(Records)
────────────────────

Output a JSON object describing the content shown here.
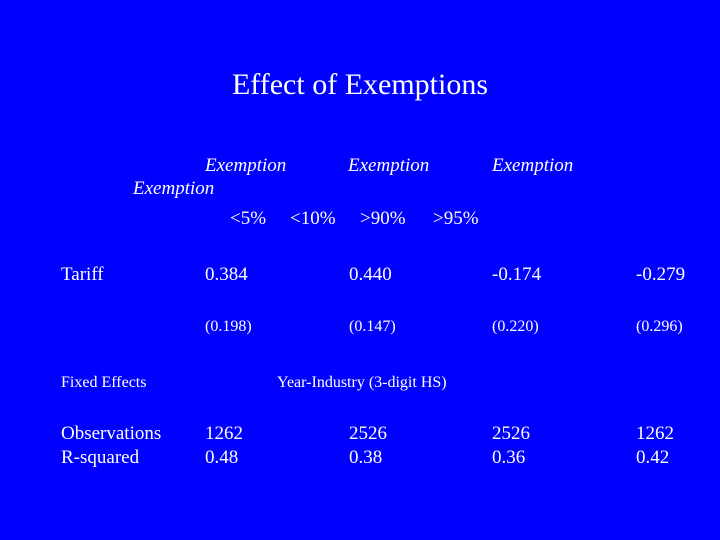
{
  "slide": {
    "title": "Effect of Exemptions",
    "headers": {
      "exemption_1": "Exemption",
      "exemption_2": "Exemption",
      "exemption_3": "Exemption",
      "exemption_4": "Exemption",
      "pct_1": "<5%",
      "pct_2": "<10%",
      "pct_3": ">90%",
      "pct_4": ">95%"
    },
    "rows": {
      "tariff": {
        "label": "Tariff",
        "coef": [
          "0.384",
          "0.440",
          "-0.174",
          "-0.279"
        ],
        "se": [
          "(0.198)",
          "(0.147)",
          "(0.220)",
          "(0.296)"
        ]
      },
      "fixed_effects": {
        "label": "Fixed Effects",
        "value": "Year-Industry (3-digit HS)"
      },
      "observations": {
        "label": "Observations",
        "values": [
          "1262",
          "2526",
          "2526",
          "1262"
        ]
      },
      "r_squared": {
        "label": "R-squared",
        "values": [
          "0.48",
          "0.38",
          "0.36",
          "0.42"
        ]
      }
    }
  },
  "colors": {
    "background": "#0000FF",
    "text": "#FFFFFF"
  }
}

────────────────────

### Written request
Write out all the entries word for word, but skip any images.

### Answer below
Output a JSON object describing the content shown here.
{
  "slide": {
    "title": "Effect of Exemptions",
    "headers": {
      "exemption_1": "Exemption",
      "exemption_2": "Exemption",
      "exemption_3": "Exemption",
      "exemption_4": "Exemption",
      "pct_1": "<5%",
      "pct_2": "<10%",
      "pct_3": ">90%",
      "pct_4": ">95%"
    },
    "rows": {
      "tariff": {
        "label": "Tariff",
        "coef": [
          "0.384",
          "0.440",
          "-0.174",
          "-0.279"
        ],
        "se": [
          "(0.198)",
          "(0.147)",
          "(0.220)",
          "(0.296)"
        ]
      },
      "fixed_effects": {
        "label": "Fixed Effects",
        "value": "Year-Industry (3-digit HS)"
      },
      "observations": {
        "label": "Observations",
        "values": [
          "1262",
          "2526",
          "2526",
          "1262"
        ]
      },
      "r_squared": {
        "label": "R-squared",
        "values": [
          "0.48",
          "0.38",
          "0.36",
          "0.42"
        ]
      }
    }
  },
  "colors": {
    "background": "#0000FF",
    "text": "#FFFFFF"
  }
}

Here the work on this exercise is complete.